* Problem to work on *
Work out how many lines hold the string "Cluster". The answer is a single number, nothing more.

* Provided entries *

◆ ◆ ◆ ◆ ◆ ◆ ◆

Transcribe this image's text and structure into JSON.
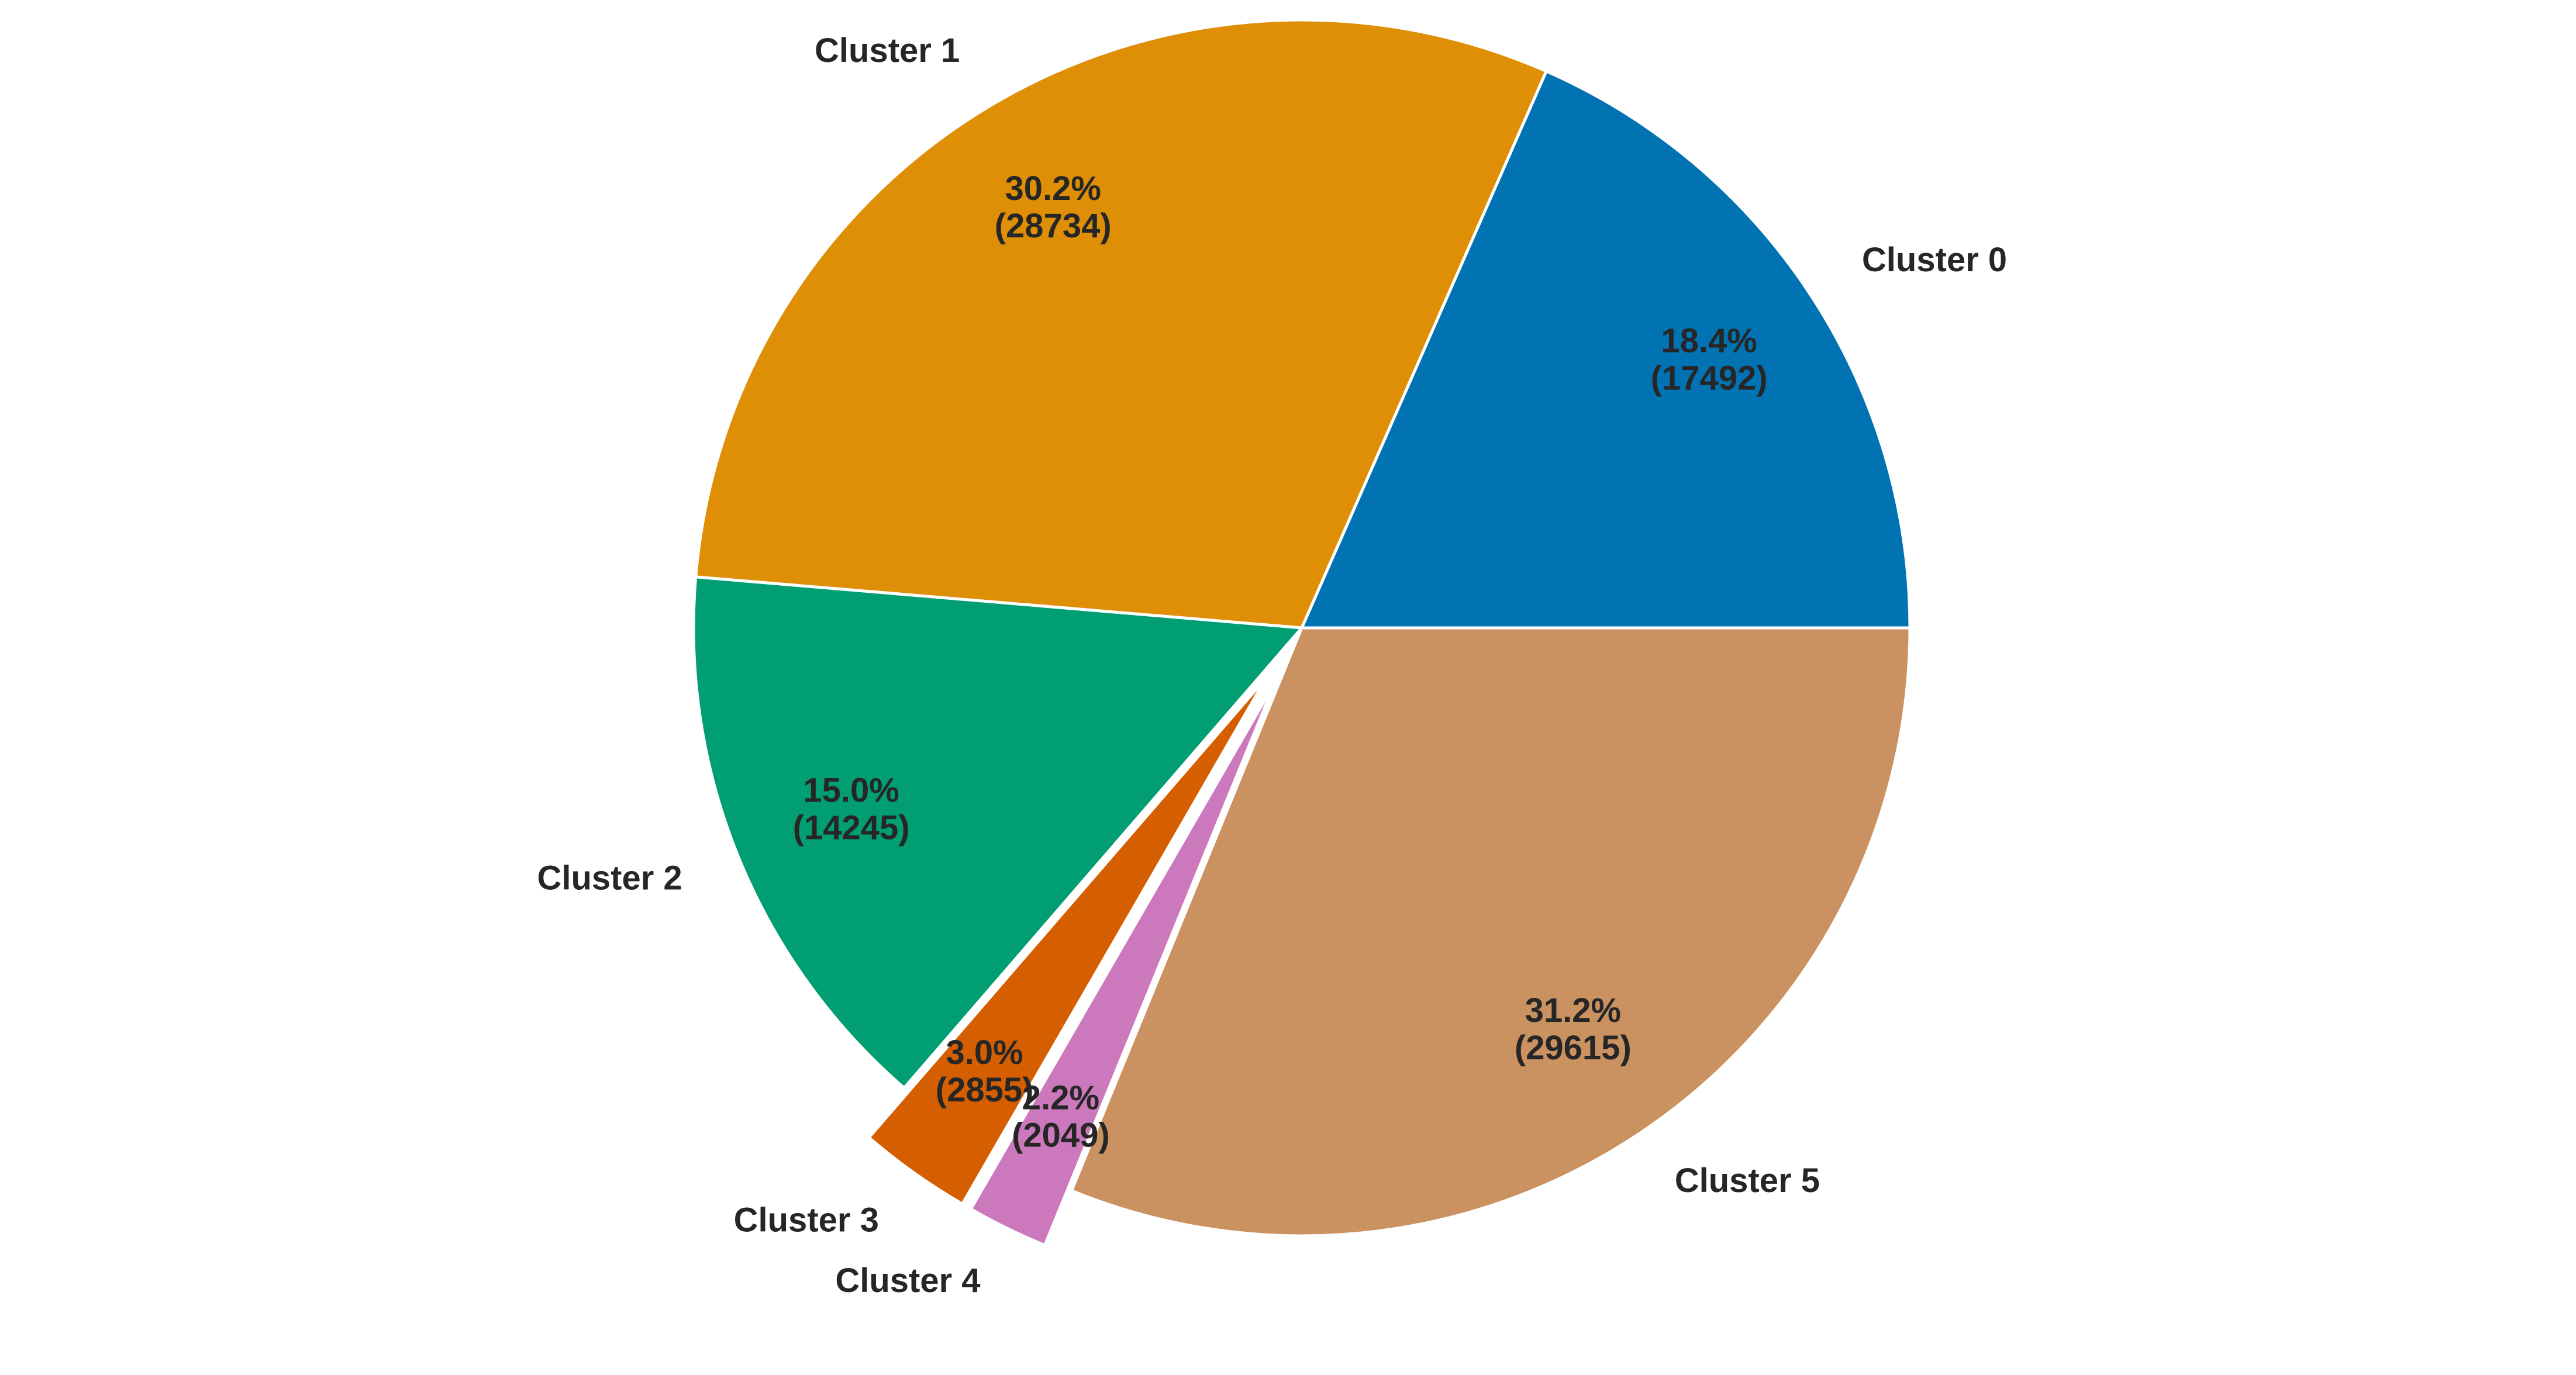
{
  "chart_data": {
    "type": "pie",
    "title": "",
    "categories": [
      "Cluster 0",
      "Cluster 1",
      "Cluster 2",
      "Cluster 3",
      "Cluster 4",
      "Cluster 5"
    ],
    "values": [
      17492,
      28734,
      14245,
      2855,
      2049,
      29615
    ],
    "percent_labels": [
      "18.4%",
      "30.2%",
      "15.0%",
      "3.0%",
      "2.2%",
      "31.2%"
    ],
    "count_labels": [
      "(17492)",
      "(28734)",
      "(14245)",
      "(2855)",
      "(2049)",
      "(29615)"
    ],
    "colors": [
      "#0173b2",
      "#de8f05",
      "#029e73",
      "#d55e00",
      "#cc78bc",
      "#ca9161"
    ],
    "exploded": [
      false,
      false,
      false,
      true,
      true,
      false
    ],
    "start_angle_deg": 0,
    "direction": "counterclockwise",
    "legend": "none"
  }
}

◆ ◆ ◆ ◆ ◆ ◆ ◆

* Result *
6